Copy each of the following rows verbatim, with no character changed.

Saved data entries:

----

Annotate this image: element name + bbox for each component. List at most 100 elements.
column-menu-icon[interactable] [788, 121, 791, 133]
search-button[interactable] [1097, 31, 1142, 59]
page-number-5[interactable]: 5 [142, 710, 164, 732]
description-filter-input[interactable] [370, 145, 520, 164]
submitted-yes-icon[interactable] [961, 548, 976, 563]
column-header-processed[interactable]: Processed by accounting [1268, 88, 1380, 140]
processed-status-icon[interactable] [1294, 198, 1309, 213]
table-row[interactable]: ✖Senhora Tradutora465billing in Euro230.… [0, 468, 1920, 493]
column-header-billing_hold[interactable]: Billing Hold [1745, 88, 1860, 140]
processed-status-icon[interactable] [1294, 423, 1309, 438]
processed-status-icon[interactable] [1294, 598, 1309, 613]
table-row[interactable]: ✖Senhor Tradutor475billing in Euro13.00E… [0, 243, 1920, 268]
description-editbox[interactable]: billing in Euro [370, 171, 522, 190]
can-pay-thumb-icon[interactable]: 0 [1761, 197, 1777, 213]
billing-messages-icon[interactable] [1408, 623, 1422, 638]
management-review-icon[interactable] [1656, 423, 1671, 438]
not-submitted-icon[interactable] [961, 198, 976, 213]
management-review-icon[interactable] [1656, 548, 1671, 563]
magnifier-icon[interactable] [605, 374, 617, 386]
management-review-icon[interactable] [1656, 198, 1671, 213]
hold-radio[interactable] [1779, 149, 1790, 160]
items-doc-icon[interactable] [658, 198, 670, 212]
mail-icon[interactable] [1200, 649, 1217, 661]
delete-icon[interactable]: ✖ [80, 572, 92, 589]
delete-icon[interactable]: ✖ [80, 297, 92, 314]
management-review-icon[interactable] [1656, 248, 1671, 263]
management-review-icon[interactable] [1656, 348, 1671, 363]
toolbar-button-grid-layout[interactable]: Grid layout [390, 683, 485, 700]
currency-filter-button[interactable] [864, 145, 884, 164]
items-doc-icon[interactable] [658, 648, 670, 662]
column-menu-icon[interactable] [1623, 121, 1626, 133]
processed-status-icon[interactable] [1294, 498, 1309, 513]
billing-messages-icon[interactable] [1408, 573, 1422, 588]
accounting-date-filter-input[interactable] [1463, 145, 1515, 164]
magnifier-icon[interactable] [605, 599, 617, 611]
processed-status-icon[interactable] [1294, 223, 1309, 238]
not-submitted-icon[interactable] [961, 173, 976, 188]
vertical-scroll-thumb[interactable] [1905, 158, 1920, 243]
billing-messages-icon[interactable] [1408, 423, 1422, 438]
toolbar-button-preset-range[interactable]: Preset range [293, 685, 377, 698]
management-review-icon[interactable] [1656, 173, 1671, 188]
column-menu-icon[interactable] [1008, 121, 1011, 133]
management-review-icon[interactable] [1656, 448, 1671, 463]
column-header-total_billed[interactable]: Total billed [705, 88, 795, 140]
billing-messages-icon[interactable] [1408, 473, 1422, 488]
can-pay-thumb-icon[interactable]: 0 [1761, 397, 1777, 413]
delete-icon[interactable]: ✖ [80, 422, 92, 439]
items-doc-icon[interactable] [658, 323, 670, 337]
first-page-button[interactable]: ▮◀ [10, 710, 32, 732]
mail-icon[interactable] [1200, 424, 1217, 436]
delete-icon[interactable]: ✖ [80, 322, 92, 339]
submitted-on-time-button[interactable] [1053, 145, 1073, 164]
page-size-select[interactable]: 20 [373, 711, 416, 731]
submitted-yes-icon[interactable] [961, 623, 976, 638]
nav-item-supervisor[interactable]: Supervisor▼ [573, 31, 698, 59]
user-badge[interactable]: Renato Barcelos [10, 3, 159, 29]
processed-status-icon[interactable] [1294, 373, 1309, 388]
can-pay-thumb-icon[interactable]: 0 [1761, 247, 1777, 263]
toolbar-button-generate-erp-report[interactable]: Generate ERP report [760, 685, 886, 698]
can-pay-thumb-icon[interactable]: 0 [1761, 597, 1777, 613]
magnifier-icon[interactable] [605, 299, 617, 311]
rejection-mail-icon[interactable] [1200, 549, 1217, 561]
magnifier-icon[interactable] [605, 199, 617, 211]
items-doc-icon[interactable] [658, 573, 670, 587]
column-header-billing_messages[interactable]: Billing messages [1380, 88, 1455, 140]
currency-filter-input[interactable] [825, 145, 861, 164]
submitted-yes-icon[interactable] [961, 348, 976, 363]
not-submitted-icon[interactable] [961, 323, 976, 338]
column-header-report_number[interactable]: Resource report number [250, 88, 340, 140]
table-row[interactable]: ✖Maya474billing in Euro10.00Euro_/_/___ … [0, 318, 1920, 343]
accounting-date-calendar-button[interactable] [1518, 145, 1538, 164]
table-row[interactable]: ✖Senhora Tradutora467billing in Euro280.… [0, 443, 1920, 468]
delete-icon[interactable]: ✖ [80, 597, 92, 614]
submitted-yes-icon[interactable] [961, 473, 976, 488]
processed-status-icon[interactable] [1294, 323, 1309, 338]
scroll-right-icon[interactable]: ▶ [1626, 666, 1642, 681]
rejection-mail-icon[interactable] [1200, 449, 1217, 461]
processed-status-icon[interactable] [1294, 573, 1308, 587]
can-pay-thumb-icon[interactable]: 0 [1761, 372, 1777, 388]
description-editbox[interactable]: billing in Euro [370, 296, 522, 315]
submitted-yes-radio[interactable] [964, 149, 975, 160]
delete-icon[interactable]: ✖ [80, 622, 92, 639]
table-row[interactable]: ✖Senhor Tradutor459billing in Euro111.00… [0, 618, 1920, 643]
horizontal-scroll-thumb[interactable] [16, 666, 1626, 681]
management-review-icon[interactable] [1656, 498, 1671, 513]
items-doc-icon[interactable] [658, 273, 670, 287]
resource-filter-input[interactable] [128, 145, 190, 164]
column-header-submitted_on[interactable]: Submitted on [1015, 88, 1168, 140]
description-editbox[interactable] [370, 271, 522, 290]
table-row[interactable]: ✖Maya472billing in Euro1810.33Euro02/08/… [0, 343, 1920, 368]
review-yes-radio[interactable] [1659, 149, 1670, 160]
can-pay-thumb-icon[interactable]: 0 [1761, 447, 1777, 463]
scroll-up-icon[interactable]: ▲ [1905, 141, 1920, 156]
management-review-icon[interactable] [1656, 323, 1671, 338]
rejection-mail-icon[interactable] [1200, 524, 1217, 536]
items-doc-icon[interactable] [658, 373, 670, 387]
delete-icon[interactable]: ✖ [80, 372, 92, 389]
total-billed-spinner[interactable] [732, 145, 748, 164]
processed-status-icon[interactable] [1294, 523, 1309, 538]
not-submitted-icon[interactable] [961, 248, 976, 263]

----

• [Output of the exercise]
Annotate this image: element name + bbox for each component. List at most 100 elements.
column-menu-icon[interactable] [788, 121, 791, 133]
search-button[interactable] [1097, 31, 1142, 59]
page-number-5[interactable]: 5 [142, 710, 164, 732]
description-filter-input[interactable] [370, 145, 520, 164]
submitted-yes-icon[interactable] [961, 548, 976, 563]
column-header-processed[interactable]: Processed by accounting [1268, 88, 1380, 140]
processed-status-icon[interactable] [1294, 198, 1309, 213]
table-row[interactable]: ✖Senhora Tradutora465billing in Euro230.… [0, 468, 1920, 493]
column-header-billing_hold[interactable]: Billing Hold [1745, 88, 1860, 140]
processed-status-icon[interactable] [1294, 423, 1309, 438]
processed-status-icon[interactable] [1294, 598, 1309, 613]
table-row[interactable]: ✖Senhor Tradutor475billing in Euro13.00E… [0, 243, 1920, 268]
description-editbox[interactable]: billing in Euro [370, 171, 522, 190]
can-pay-thumb-icon[interactable]: 0 [1761, 197, 1777, 213]
billing-messages-icon[interactable] [1408, 623, 1422, 638]
management-review-icon[interactable] [1656, 423, 1671, 438]
not-submitted-icon[interactable] [961, 198, 976, 213]
management-review-icon[interactable] [1656, 548, 1671, 563]
magnifier-icon[interactable] [605, 374, 617, 386]
management-review-icon[interactable] [1656, 198, 1671, 213]
hold-radio[interactable] [1779, 149, 1790, 160]
items-doc-icon[interactable] [658, 198, 670, 212]
mail-icon[interactable] [1200, 649, 1217, 661]
delete-icon[interactable]: ✖ [80, 572, 92, 589]
delete-icon[interactable]: ✖ [80, 297, 92, 314]
management-review-icon[interactable] [1656, 248, 1671, 263]
management-review-icon[interactable] [1656, 348, 1671, 363]
toolbar-button-grid-layout[interactable]: Grid layout [390, 683, 485, 700]
currency-filter-button[interactable] [864, 145, 884, 164]
items-doc-icon[interactable] [658, 648, 670, 662]
column-menu-icon[interactable] [1623, 121, 1626, 133]
processed-status-icon[interactable] [1294, 498, 1309, 513]
billing-messages-icon[interactable] [1408, 573, 1422, 588]
accounting-date-filter-input[interactable] [1463, 145, 1515, 164]
magnifier-icon[interactable] [605, 599, 617, 611]
processed-status-icon[interactable] [1294, 223, 1309, 238]
not-submitted-icon[interactable] [961, 173, 976, 188]
vertical-scroll-thumb[interactable] [1905, 158, 1920, 243]
billing-messages-icon[interactable] [1408, 423, 1422, 438]
toolbar-button-preset-range[interactable]: Preset range [293, 685, 377, 698]
management-review-icon[interactable] [1656, 173, 1671, 188]
column-menu-icon[interactable] [1008, 121, 1011, 133]
management-review-icon[interactable] [1656, 448, 1671, 463]
column-header-total_billed[interactable]: Total billed [705, 88, 795, 140]
billing-messages-icon[interactable] [1408, 473, 1422, 488]
can-pay-thumb-icon[interactable]: 0 [1761, 397, 1777, 413]
delete-icon[interactable]: ✖ [80, 422, 92, 439]
items-doc-icon[interactable] [658, 323, 670, 337]
first-page-button[interactable]: ▮◀ [10, 710, 32, 732]
mail-icon[interactable] [1200, 424, 1217, 436]
delete-icon[interactable]: ✖ [80, 322, 92, 339]
submitted-on-time-button[interactable] [1053, 145, 1073, 164]
page-size-select[interactable]: 20 [373, 711, 416, 731]
submitted-yes-icon[interactable] [961, 623, 976, 638]
nav-item-supervisor[interactable]: Supervisor▼ [573, 31, 698, 59]
user-badge[interactable]: Renato Barcelos [10, 3, 159, 29]
processed-status-icon[interactable] [1294, 373, 1309, 388]
can-pay-thumb-icon[interactable]: 0 [1761, 247, 1777, 263]
toolbar-button-generate-erp-report[interactable]: Generate ERP report [760, 685, 886, 698]
can-pay-thumb-icon[interactable]: 0 [1761, 597, 1777, 613]
magnifier-icon[interactable] [605, 299, 617, 311]
rejection-mail-icon[interactable] [1200, 549, 1217, 561]
magnifier-icon[interactable] [605, 199, 617, 211]
items-doc-icon[interactable] [658, 573, 670, 587]
column-header-billing_messages[interactable]: Billing messages [1380, 88, 1455, 140]
currency-filter-input[interactable] [825, 145, 861, 164]
submitted-yes-icon[interactable] [961, 348, 976, 363]
not-submitted-icon[interactable] [961, 323, 976, 338]
column-header-report_number[interactable]: Resource report number [250, 88, 340, 140]
table-row[interactable]: ✖Maya474billing in Euro10.00Euro_/_/___ … [0, 318, 1920, 343]
accounting-date-calendar-button[interactable] [1518, 145, 1538, 164]
table-row[interactable]: ✖Senhora Tradutora467billing in Euro280.… [0, 443, 1920, 468]
delete-icon[interactable]: ✖ [80, 597, 92, 614]
submitted-yes-icon[interactable] [961, 473, 976, 488]
processed-status-icon[interactable] [1294, 323, 1309, 338]
scroll-right-icon[interactable]: ▶ [1626, 666, 1642, 681]
rejection-mail-icon[interactable] [1200, 449, 1217, 461]
processed-status-icon[interactable] [1294, 573, 1308, 587]
can-pay-thumb-icon[interactable]: 0 [1761, 372, 1777, 388]
description-editbox[interactable]: billing in Euro [370, 296, 522, 315]
submitted-yes-radio[interactable] [964, 149, 975, 160]
delete-icon[interactable]: ✖ [80, 622, 92, 639]
table-row[interactable]: ✖Senhor Tradutor459billing in Euro111.00… [0, 618, 1920, 643]
horizontal-scroll-thumb[interactable] [16, 666, 1626, 681]
management-review-icon[interactable] [1656, 498, 1671, 513]
items-doc-icon[interactable] [658, 273, 670, 287]
resource-filter-input[interactable] [128, 145, 190, 164]
column-header-submitted_on[interactable]: Submitted on [1015, 88, 1168, 140]
description-editbox[interactable] [370, 271, 522, 290]
table-row[interactable]: ✖Maya472billing in Euro1810.33Euro02/08/… [0, 343, 1920, 368]
review-yes-radio[interactable] [1659, 149, 1670, 160]
can-pay-thumb-icon[interactable]: 0 [1761, 447, 1777, 463]
scroll-up-icon[interactable]: ▲ [1905, 141, 1920, 156]
management-review-icon[interactable] [1656, 323, 1671, 338]
rejection-mail-icon[interactable] [1200, 524, 1217, 536]
items-doc-icon[interactable] [658, 373, 670, 387]
delete-icon[interactable]: ✖ [80, 372, 92, 389]
total-billed-spinner[interactable] [732, 145, 748, 164]
processed-status-icon[interactable] [1294, 523, 1309, 538]
not-submitted-icon[interactable] [961, 248, 976, 263]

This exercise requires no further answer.